[start]

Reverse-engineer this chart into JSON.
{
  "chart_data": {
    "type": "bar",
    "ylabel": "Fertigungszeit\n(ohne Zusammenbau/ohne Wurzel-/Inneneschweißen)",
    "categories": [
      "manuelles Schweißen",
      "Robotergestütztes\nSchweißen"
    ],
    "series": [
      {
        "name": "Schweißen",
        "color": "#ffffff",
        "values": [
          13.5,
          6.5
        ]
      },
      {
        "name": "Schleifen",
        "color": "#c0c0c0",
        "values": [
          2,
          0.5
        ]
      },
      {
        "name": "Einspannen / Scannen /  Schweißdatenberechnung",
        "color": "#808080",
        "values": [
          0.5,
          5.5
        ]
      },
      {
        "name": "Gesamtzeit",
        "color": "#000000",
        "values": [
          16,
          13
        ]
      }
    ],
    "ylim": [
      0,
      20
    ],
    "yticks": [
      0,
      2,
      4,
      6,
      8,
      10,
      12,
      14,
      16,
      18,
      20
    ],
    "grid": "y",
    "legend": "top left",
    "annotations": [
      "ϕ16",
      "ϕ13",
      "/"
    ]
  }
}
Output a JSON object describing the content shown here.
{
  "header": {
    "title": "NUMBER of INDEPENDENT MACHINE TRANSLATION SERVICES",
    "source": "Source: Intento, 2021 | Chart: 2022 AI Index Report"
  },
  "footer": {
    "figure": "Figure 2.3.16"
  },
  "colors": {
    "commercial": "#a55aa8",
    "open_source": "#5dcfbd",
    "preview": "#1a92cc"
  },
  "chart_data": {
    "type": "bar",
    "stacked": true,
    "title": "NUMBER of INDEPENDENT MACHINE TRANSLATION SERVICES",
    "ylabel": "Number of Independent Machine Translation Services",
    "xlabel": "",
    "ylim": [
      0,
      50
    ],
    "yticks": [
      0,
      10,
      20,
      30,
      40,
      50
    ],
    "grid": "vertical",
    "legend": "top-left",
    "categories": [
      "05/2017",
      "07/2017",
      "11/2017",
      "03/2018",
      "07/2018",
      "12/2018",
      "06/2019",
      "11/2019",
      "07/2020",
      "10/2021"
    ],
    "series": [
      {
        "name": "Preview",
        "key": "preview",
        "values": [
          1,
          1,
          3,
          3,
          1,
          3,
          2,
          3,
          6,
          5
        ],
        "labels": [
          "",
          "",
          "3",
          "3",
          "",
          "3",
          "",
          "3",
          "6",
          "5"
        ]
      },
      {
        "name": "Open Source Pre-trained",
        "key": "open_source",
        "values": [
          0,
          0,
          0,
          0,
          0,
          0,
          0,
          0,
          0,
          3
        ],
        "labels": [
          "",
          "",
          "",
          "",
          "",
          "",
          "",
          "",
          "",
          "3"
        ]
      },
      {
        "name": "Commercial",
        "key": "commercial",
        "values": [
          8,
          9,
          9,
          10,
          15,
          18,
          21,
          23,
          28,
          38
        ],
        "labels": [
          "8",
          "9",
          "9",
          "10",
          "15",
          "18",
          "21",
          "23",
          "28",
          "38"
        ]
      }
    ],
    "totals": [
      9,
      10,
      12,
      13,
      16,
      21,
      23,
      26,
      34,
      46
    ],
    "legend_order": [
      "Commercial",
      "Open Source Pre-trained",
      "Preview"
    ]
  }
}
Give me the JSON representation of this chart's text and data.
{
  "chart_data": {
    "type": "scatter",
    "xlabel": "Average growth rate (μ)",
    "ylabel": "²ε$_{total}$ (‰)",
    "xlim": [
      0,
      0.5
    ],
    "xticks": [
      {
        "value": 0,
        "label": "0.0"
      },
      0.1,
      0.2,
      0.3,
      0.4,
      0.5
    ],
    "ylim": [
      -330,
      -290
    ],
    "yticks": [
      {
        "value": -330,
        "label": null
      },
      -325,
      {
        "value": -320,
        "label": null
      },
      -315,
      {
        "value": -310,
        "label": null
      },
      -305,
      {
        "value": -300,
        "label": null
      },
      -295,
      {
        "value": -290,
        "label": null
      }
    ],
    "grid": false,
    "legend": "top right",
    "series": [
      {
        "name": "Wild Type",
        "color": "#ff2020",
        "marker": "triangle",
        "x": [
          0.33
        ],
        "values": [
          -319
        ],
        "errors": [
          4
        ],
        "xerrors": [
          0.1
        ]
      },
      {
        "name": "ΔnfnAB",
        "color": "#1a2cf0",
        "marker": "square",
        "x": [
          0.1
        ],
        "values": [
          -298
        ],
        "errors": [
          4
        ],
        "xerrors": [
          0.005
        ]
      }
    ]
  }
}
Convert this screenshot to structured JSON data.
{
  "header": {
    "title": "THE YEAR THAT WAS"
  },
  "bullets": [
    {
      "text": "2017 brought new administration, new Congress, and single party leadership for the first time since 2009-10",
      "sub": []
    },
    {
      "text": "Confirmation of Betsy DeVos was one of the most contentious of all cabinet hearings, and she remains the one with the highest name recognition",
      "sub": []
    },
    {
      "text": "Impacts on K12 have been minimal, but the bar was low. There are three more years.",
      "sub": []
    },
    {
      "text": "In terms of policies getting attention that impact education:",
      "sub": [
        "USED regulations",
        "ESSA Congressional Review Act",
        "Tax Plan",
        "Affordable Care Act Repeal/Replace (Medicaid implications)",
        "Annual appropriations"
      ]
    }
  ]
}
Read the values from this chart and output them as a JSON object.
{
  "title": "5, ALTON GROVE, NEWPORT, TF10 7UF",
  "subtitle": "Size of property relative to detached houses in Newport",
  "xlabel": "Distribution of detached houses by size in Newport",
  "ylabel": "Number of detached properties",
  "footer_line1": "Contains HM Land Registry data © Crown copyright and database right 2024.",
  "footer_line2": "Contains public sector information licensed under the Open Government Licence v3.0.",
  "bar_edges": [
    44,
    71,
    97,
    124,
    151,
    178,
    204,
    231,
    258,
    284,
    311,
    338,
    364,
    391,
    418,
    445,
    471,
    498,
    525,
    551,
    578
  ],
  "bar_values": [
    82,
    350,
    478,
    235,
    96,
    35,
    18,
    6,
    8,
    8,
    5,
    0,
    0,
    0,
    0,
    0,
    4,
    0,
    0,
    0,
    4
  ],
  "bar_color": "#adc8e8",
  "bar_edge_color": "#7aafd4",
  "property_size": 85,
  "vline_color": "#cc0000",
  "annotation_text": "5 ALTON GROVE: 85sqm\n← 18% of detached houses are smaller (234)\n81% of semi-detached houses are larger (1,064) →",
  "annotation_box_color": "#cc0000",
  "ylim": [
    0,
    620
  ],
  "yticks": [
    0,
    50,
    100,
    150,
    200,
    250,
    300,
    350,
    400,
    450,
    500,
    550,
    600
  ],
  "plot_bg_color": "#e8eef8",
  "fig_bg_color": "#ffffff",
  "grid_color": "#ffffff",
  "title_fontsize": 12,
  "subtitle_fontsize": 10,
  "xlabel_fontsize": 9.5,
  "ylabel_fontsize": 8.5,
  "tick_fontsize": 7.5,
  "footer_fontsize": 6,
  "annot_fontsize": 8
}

[end]

* **OBJECTIVE**:
Take the data above and return it exactly.

* **ANSWER FOR THIS EXERCISE**:
Reverse-engineer this chart into JSON.
{
  "chart_data": {
    "type": "bar",
    "ylabel": "Fertigungszeit\n(ohne Zusammenbau/ohne Wurzel-/Inneneschweißen)",
    "categories": [
      "manuelles Schweißen",
      "Robotergestütztes\nSchweißen"
    ],
    "series": [
      {
        "name": "Schweißen",
        "color": "#ffffff",
        "values": [
          13.5,
          6.5
        ]
      },
      {
        "name": "Schleifen",
        "color": "#c0c0c0",
        "values": [
          2,
          0.5
        ]
      },
      {
        "name": "Einspannen / Scannen /  Schweißdatenberechnung",
        "color": "#808080",
        "values": [
          0.5,
          5.5
        ]
      },
      {
        "name": "Gesamtzeit",
        "color": "#000000",
        "values": [
          16,
          13
        ]
      }
    ],
    "ylim": [
      0,
      20
    ],
    "yticks": [
      0,
      2,
      4,
      6,
      8,
      10,
      12,
      14,
      16,
      18,
      20
    ],
    "grid": "y",
    "legend": "top left",
    "annotations": [
      "ϕ16",
      "ϕ13",
      "/"
    ]
  }
}
Output a JSON object describing the content shown here.
{
  "header": {
    "title": "NUMBER of INDEPENDENT MACHINE TRANSLATION SERVICES",
    "source": "Source: Intento, 2021 | Chart: 2022 AI Index Report"
  },
  "footer": {
    "figure": "Figure 2.3.16"
  },
  "colors": {
    "commercial": "#a55aa8",
    "open_source": "#5dcfbd",
    "preview": "#1a92cc"
  },
  "chart_data": {
    "type": "bar",
    "stacked": true,
    "title": "NUMBER of INDEPENDENT MACHINE TRANSLATION SERVICES",
    "ylabel": "Number of Independent Machine Translation Services",
    "xlabel": "",
    "ylim": [
      0,
      50
    ],
    "yticks": [
      0,
      10,
      20,
      30,
      40,
      50
    ],
    "grid": "vertical",
    "legend": "top-left",
    "categories": [
      "05/2017",
      "07/2017",
      "11/2017",
      "03/2018",
      "07/2018",
      "12/2018",
      "06/2019",
      "11/2019",
      "07/2020",
      "10/2021"
    ],
    "series": [
      {
        "name": "Preview",
        "key": "preview",
        "values": [
          1,
          1,
          3,
          3,
          1,
          3,
          2,
          3,
          6,
          5
        ],
        "labels": [
          "",
          "",
          "3",
          "3",
          "",
          "3",
          "",
          "3",
          "6",
          "5"
        ]
      },
      {
        "name": "Open Source Pre-trained",
        "key": "open_source",
        "values": [
          0,
          0,
          0,
          0,
          0,
          0,
          0,
          0,
          0,
          3
        ],
        "labels": [
          "",
          "",
          "",
          "",
          "",
          "",
          "",
          "",
          "",
          "3"
        ]
      },
      {
        "name": "Commercial",
        "key": "commercial",
        "values": [
          8,
          9,
          9,
          10,
          15,
          18,
          21,
          23,
          28,
          38
        ],
        "labels": [
          "8",
          "9",
          "9",
          "10",
          "15",
          "18",
          "21",
          "23",
          "28",
          "38"
        ]
      }
    ],
    "totals": [
      9,
      10,
      12,
      13,
      16,
      21,
      23,
      26,
      34,
      46
    ],
    "legend_order": [
      "Commercial",
      "Open Source Pre-trained",
      "Preview"
    ]
  }
}
Give me the JSON representation of this chart's text and data.
{
  "chart_data": {
    "type": "scatter",
    "xlabel": "Average growth rate (μ)",
    "ylabel": "²ε$_{total}$ (‰)",
    "xlim": [
      0,
      0.5
    ],
    "xticks": [
      {
        "value": 0,
        "label": "0.0"
      },
      0.1,
      0.2,
      0.3,
      0.4,
      0.5
    ],
    "ylim": [
      -330,
      -290
    ],
    "yticks": [
      {
        "value": -330,
        "label": null
      },
      -325,
      {
        "value": -320,
        "label": null
      },
      -315,
      {
        "value": -310,
        "label": null
      },
      -305,
      {
        "value": -300,
        "label": null
      },
      -295,
      {
        "value": -290,
        "label": null
      }
    ],
    "grid": false,
    "legend": "top right",
    "series": [
      {
        "name": "Wild Type",
        "color": "#ff2020",
        "marker": "triangle",
        "x": [
          0.33
        ],
        "values": [
          -319
        ],
        "errors": [
          4
        ],
        "xerrors": [
          0.1
        ]
      },
      {
        "name": "ΔnfnAB",
        "color": "#1a2cf0",
        "marker": "square",
        "x": [
          0.1
        ],
        "values": [
          -298
        ],
        "errors": [
          4
        ],
        "xerrors": [
          0.005
        ]
      }
    ]
  }
}
Convert this screenshot to structured JSON data.
{
  "header": {
    "title": "THE YEAR THAT WAS"
  },
  "bullets": [
    {
      "text": "2017 brought new administration, new Congress, and single party leadership for the first time since 2009-10",
      "sub": []
    },
    {
      "text": "Confirmation of Betsy DeVos was one of the most contentious of all cabinet hearings, and she remains the one with the highest name recognition",
      "sub": []
    },
    {
      "text": "Impacts on K12 have been minimal, but the bar was low. There are three more years.",
      "sub": []
    },
    {
      "text": "In terms of policies getting attention that impact education:",
      "sub": [
        "USED regulations",
        "ESSA Congressional Review Act",
        "Tax Plan",
        "Affordable Care Act Repeal/Replace (Medicaid implications)",
        "Annual appropriations"
      ]
    }
  ]
}
Read the values from this chart and output them as a JSON object.
{
  "title": "5, ALTON GROVE, NEWPORT, TF10 7UF",
  "subtitle": "Size of property relative to detached houses in Newport",
  "xlabel": "Distribution of detached houses by size in Newport",
  "ylabel": "Number of detached properties",
  "footer_line1": "Contains HM Land Registry data © Crown copyright and database right 2024.",
  "footer_line2": "Contains public sector information licensed under the Open Government Licence v3.0.",
  "bar_edges": [
    44,
    71,
    97,
    124,
    151,
    178,
    204,
    231,
    258,
    284,
    311,
    338,
    364,
    391,
    418,
    445,
    471,
    498,
    525,
    551,
    578
  ],
  "bar_values": [
    82,
    350,
    478,
    235,
    96,
    35,
    18,
    6,
    8,
    8,
    5,
    0,
    0,
    0,
    0,
    0,
    4,
    0,
    0,
    0,
    4
  ],
  "bar_color": "#adc8e8",
  "bar_edge_color": "#7aafd4",
  "property_size": 85,
  "vline_color": "#cc0000",
  "annotation_text": "5 ALTON GROVE: 85sqm\n← 18% of detached houses are smaller (234)\n81% of semi-detached houses are larger (1,064) →",
  "annotation_box_color": "#cc0000",
  "ylim": [
    0,
    620
  ],
  "yticks": [
    0,
    50,
    100,
    150,
    200,
    250,
    300,
    350,
    400,
    450,
    500,
    550,
    600
  ],
  "plot_bg_color": "#e8eef8",
  "fig_bg_color": "#ffffff",
  "grid_color": "#ffffff",
  "title_fontsize": 12,
  "subtitle_fontsize": 10,
  "xlabel_fontsize": 9.5,
  "ylabel_fontsize": 8.5,
  "tick_fontsize": 7.5,
  "footer_fontsize": 6,
  "annot_fontsize": 8
}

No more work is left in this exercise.